<<<<

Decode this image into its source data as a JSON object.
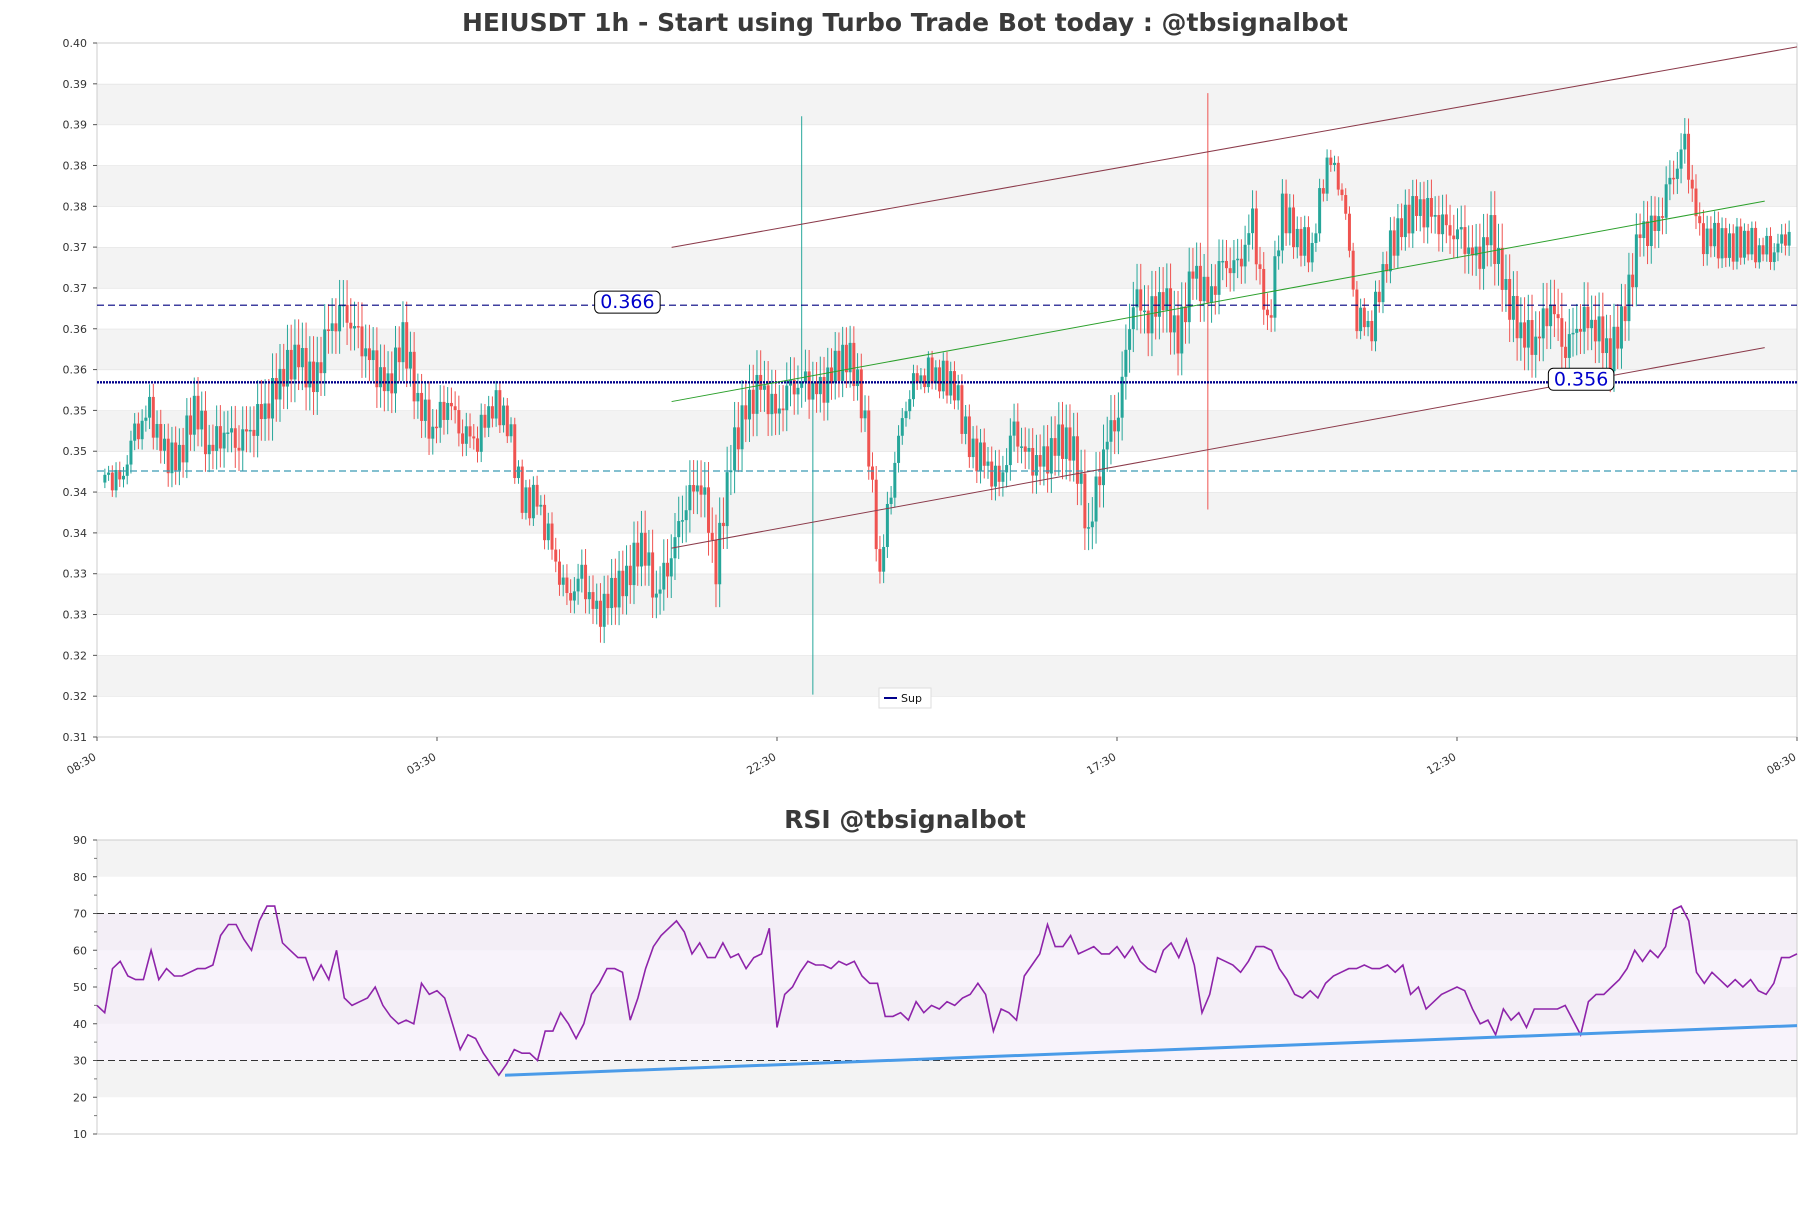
{
  "price_chart": {
    "title": "HEIUSDT 1h - Start using Turbo Trade Bot today : @tbsignalbot",
    "y_ticks": [
      "0.31",
      "0.32",
      "0.32",
      "0.33",
      "0.33",
      "0.34",
      "0.34",
      "0.35",
      "0.35",
      "0.36",
      "0.36",
      "0.37",
      "0.37",
      "0.38",
      "0.38",
      "0.39",
      "0.39",
      "0.40"
    ],
    "x_ticks": [
      "08:30",
      "03:30",
      "22:30",
      "17:30",
      "12:30",
      "08:30"
    ],
    "legend": "Sup",
    "level_labels": [
      "0.366",
      "0.356"
    ],
    "colors": {
      "up": "#26a69a",
      "down": "#ef5350",
      "channel": "#8b3a4a",
      "trend": "#2ca02c",
      "level_dash": "#000080",
      "support": "#00008b",
      "lower_dash": "#3b9bb5"
    }
  },
  "rsi_chart": {
    "title": "RSI @tbsignalbot",
    "y_ticks": [
      "10",
      "20",
      "30",
      "40",
      "50",
      "60",
      "70",
      "80",
      "90"
    ],
    "colors": {
      "line": "#8e24aa",
      "trend": "#4a9be8",
      "bounds": "#333333"
    }
  },
  "chart_data": [
    {
      "type": "candlestick",
      "title": "HEIUSDT 1h - Start using Turbo Trade Bot today : @tbsignalbot",
      "ylim": [
        0.31,
        0.4
      ],
      "x_tick_labels": [
        "08:30",
        "03:30",
        "22:30",
        "17:30",
        "12:30",
        "08:30"
      ],
      "levels": {
        "resistance_dashed": 0.366,
        "support": 0.356,
        "lower_dashed": 0.3445
      },
      "legend": [
        "Sup"
      ],
      "close_path": [
        0.344,
        0.3425,
        0.349,
        0.352,
        0.3465,
        0.346,
        0.353,
        0.3475,
        0.35,
        0.3485,
        0.351,
        0.3535,
        0.3575,
        0.3595,
        0.3555,
        0.3625,
        0.365,
        0.3615,
        0.358,
        0.355,
        0.362,
        0.3535,
        0.35,
        0.354,
        0.3495,
        0.349,
        0.3535,
        0.351,
        0.3405,
        0.3405,
        0.334,
        0.3275,
        0.3305,
        0.3255,
        0.3285,
        0.3305,
        0.3355,
        0.3285,
        0.334,
        0.341,
        0.3435,
        0.332,
        0.3465,
        0.3525,
        0.3555,
        0.3515,
        0.355,
        0.3555,
        0.3545,
        0.358,
        0.3595,
        0.3515,
        0.3315,
        0.3465,
        0.3555,
        0.3575,
        0.357,
        0.3555,
        0.3475,
        0.3455,
        0.3425,
        0.3495,
        0.3455,
        0.3455,
        0.3485,
        0.3475,
        0.3365,
        0.3475,
        0.3525,
        0.3675,
        0.3645,
        0.3675,
        0.3615,
        0.3705,
        0.3665,
        0.371,
        0.3705,
        0.3765,
        0.3625,
        0.3785,
        0.3745,
        0.3735,
        0.3855,
        0.3815,
        0.3645,
        0.3635,
        0.3725,
        0.3765,
        0.3785,
        0.3775,
        0.3755,
        0.3745,
        0.3715,
        0.3755,
        0.3675,
        0.3625,
        0.3615,
        0.3665,
        0.3605,
        0.3645,
        0.3635,
        0.3595,
        0.3655,
        0.3755,
        0.3755,
        0.3815,
        0.3865,
        0.3745,
        0.3745,
        0.3735,
        0.3745,
        0.3735,
        0.3735,
        0.3755
      ],
      "note_on_data": "Candles approximate hourly OHLC read from the figure."
    },
    {
      "type": "line",
      "title": "RSI @tbsignalbot",
      "ylim": [
        10,
        90
      ],
      "bands": [
        30,
        70
      ],
      "y_ticks": [
        10,
        20,
        30,
        40,
        50,
        60,
        70,
        80,
        90
      ],
      "values": [
        45,
        43,
        55,
        57,
        53,
        52,
        52,
        60,
        52,
        55,
        53,
        53,
        54,
        55,
        55,
        56,
        64,
        67,
        67,
        63,
        60,
        68,
        72,
        72,
        62,
        60,
        58,
        58,
        52,
        56,
        52,
        60,
        47,
        45,
        46,
        47,
        50,
        45,
        42,
        40,
        41,
        40,
        51,
        48,
        49,
        47,
        40,
        33,
        37,
        36,
        32,
        29,
        26,
        29,
        33,
        32,
        32,
        30,
        38,
        38,
        43,
        40,
        36,
        40,
        48,
        51,
        55,
        55,
        54,
        41,
        47,
        55,
        61,
        64,
        66,
        68,
        65,
        59,
        62,
        58,
        58,
        62,
        58,
        59,
        55,
        58,
        59,
        66,
        39,
        48,
        50,
        54,
        57,
        56,
        56,
        55,
        57,
        56,
        57,
        53,
        51,
        51,
        42,
        42,
        43,
        41,
        46,
        43,
        45,
        44,
        46,
        45,
        47,
        48,
        51,
        48,
        38,
        44,
        43,
        41,
        53,
        56,
        59,
        67,
        61,
        61,
        64,
        59,
        60,
        61,
        59,
        59,
        61,
        58,
        61,
        57,
        55,
        54,
        60,
        62,
        58,
        63,
        56,
        43,
        48,
        58,
        57,
        56,
        54,
        57,
        61,
        61,
        60,
        55,
        52,
        48,
        47,
        49,
        47,
        51,
        53,
        54,
        55,
        55,
        56,
        55,
        55,
        56,
        54,
        56,
        48,
        50,
        44,
        46,
        48,
        49,
        50,
        49,
        44,
        40,
        41,
        37,
        44,
        41,
        43,
        39,
        44,
        44,
        44,
        44,
        45,
        41,
        37,
        46,
        48,
        48,
        50,
        52,
        55,
        60,
        57,
        60,
        58,
        61,
        71,
        72,
        68,
        54,
        51,
        54,
        52,
        50,
        52,
        50,
        52,
        49,
        48,
        51,
        58,
        58,
        59
      ],
      "trendline": [
        [
          0.24,
          26
        ],
        [
          1.0,
          39.5
        ]
      ]
    }
  ]
}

>>>>

### The problem:
Output a faithful copy of the data, with each picture left out.

### Task answer:
Decode this image into its source data as a JSON object.
{
  "price_chart": {
    "title": "HEIUSDT 1h - Start using Turbo Trade Bot today : @tbsignalbot",
    "y_ticks": [
      "0.31",
      "0.32",
      "0.32",
      "0.33",
      "0.33",
      "0.34",
      "0.34",
      "0.35",
      "0.35",
      "0.36",
      "0.36",
      "0.37",
      "0.37",
      "0.38",
      "0.38",
      "0.39",
      "0.39",
      "0.40"
    ],
    "x_ticks": [
      "08:30",
      "03:30",
      "22:30",
      "17:30",
      "12:30",
      "08:30"
    ],
    "legend": "Sup",
    "level_labels": [
      "0.366",
      "0.356"
    ],
    "colors": {
      "up": "#26a69a",
      "down": "#ef5350",
      "channel": "#8b3a4a",
      "trend": "#2ca02c",
      "level_dash": "#000080",
      "support": "#00008b",
      "lower_dash": "#3b9bb5"
    }
  },
  "rsi_chart": {
    "title": "RSI @tbsignalbot",
    "y_ticks": [
      "10",
      "20",
      "30",
      "40",
      "50",
      "60",
      "70",
      "80",
      "90"
    ],
    "colors": {
      "line": "#8e24aa",
      "trend": "#4a9be8",
      "bounds": "#333333"
    }
  },
  "chart_data": [
    {
      "type": "candlestick",
      "title": "HEIUSDT 1h - Start using Turbo Trade Bot today : @tbsignalbot",
      "ylim": [
        0.31,
        0.4
      ],
      "x_tick_labels": [
        "08:30",
        "03:30",
        "22:30",
        "17:30",
        "12:30",
        "08:30"
      ],
      "levels": {
        "resistance_dashed": 0.366,
        "support": 0.356,
        "lower_dashed": 0.3445
      },
      "legend": [
        "Sup"
      ],
      "close_path": [
        0.344,
        0.3425,
        0.349,
        0.352,
        0.3465,
        0.346,
        0.353,
        0.3475,
        0.35,
        0.3485,
        0.351,
        0.3535,
        0.3575,
        0.3595,
        0.3555,
        0.3625,
        0.365,
        0.3615,
        0.358,
        0.355,
        0.362,
        0.3535,
        0.35,
        0.354,
        0.3495,
        0.349,
        0.3535,
        0.351,
        0.3405,
        0.3405,
        0.334,
        0.3275,
        0.3305,
        0.3255,
        0.3285,
        0.3305,
        0.3355,
        0.3285,
        0.334,
        0.341,
        0.3435,
        0.332,
        0.3465,
        0.3525,
        0.3555,
        0.3515,
        0.355,
        0.3555,
        0.3545,
        0.358,
        0.3595,
        0.3515,
        0.3315,
        0.3465,
        0.3555,
        0.3575,
        0.357,
        0.3555,
        0.3475,
        0.3455,
        0.3425,
        0.3495,
        0.3455,
        0.3455,
        0.3485,
        0.3475,
        0.3365,
        0.3475,
        0.3525,
        0.3675,
        0.3645,
        0.3675,
        0.3615,
        0.3705,
        0.3665,
        0.371,
        0.3705,
        0.3765,
        0.3625,
        0.3785,
        0.3745,
        0.3735,
        0.3855,
        0.3815,
        0.3645,
        0.3635,
        0.3725,
        0.3765,
        0.3785,
        0.3775,
        0.3755,
        0.3745,
        0.3715,
        0.3755,
        0.3675,
        0.3625,
        0.3615,
        0.3665,
        0.3605,
        0.3645,
        0.3635,
        0.3595,
        0.3655,
        0.3755,
        0.3755,
        0.3815,
        0.3865,
        0.3745,
        0.3745,
        0.3735,
        0.3745,
        0.3735,
        0.3735,
        0.3755
      ],
      "note_on_data": "Candles approximate hourly OHLC read from the figure."
    },
    {
      "type": "line",
      "title": "RSI @tbsignalbot",
      "ylim": [
        10,
        90
      ],
      "bands": [
        30,
        70
      ],
      "y_ticks": [
        10,
        20,
        30,
        40,
        50,
        60,
        70,
        80,
        90
      ],
      "values": [
        45,
        43,
        55,
        57,
        53,
        52,
        52,
        60,
        52,
        55,
        53,
        53,
        54,
        55,
        55,
        56,
        64,
        67,
        67,
        63,
        60,
        68,
        72,
        72,
        62,
        60,
        58,
        58,
        52,
        56,
        52,
        60,
        47,
        45,
        46,
        47,
        50,
        45,
        42,
        40,
        41,
        40,
        51,
        48,
        49,
        47,
        40,
        33,
        37,
        36,
        32,
        29,
        26,
        29,
        33,
        32,
        32,
        30,
        38,
        38,
        43,
        40,
        36,
        40,
        48,
        51,
        55,
        55,
        54,
        41,
        47,
        55,
        61,
        64,
        66,
        68,
        65,
        59,
        62,
        58,
        58,
        62,
        58,
        59,
        55,
        58,
        59,
        66,
        39,
        48,
        50,
        54,
        57,
        56,
        56,
        55,
        57,
        56,
        57,
        53,
        51,
        51,
        42,
        42,
        43,
        41,
        46,
        43,
        45,
        44,
        46,
        45,
        47,
        48,
        51,
        48,
        38,
        44,
        43,
        41,
        53,
        56,
        59,
        67,
        61,
        61,
        64,
        59,
        60,
        61,
        59,
        59,
        61,
        58,
        61,
        57,
        55,
        54,
        60,
        62,
        58,
        63,
        56,
        43,
        48,
        58,
        57,
        56,
        54,
        57,
        61,
        61,
        60,
        55,
        52,
        48,
        47,
        49,
        47,
        51,
        53,
        54,
        55,
        55,
        56,
        55,
        55,
        56,
        54,
        56,
        48,
        50,
        44,
        46,
        48,
        49,
        50,
        49,
        44,
        40,
        41,
        37,
        44,
        41,
        43,
        39,
        44,
        44,
        44,
        44,
        45,
        41,
        37,
        46,
        48,
        48,
        50,
        52,
        55,
        60,
        57,
        60,
        58,
        61,
        71,
        72,
        68,
        54,
        51,
        54,
        52,
        50,
        52,
        50,
        52,
        49,
        48,
        51,
        58,
        58,
        59
      ],
      "trendline": [
        [
          0.24,
          26
        ],
        [
          1.0,
          39.5
        ]
      ]
    }
  ]
}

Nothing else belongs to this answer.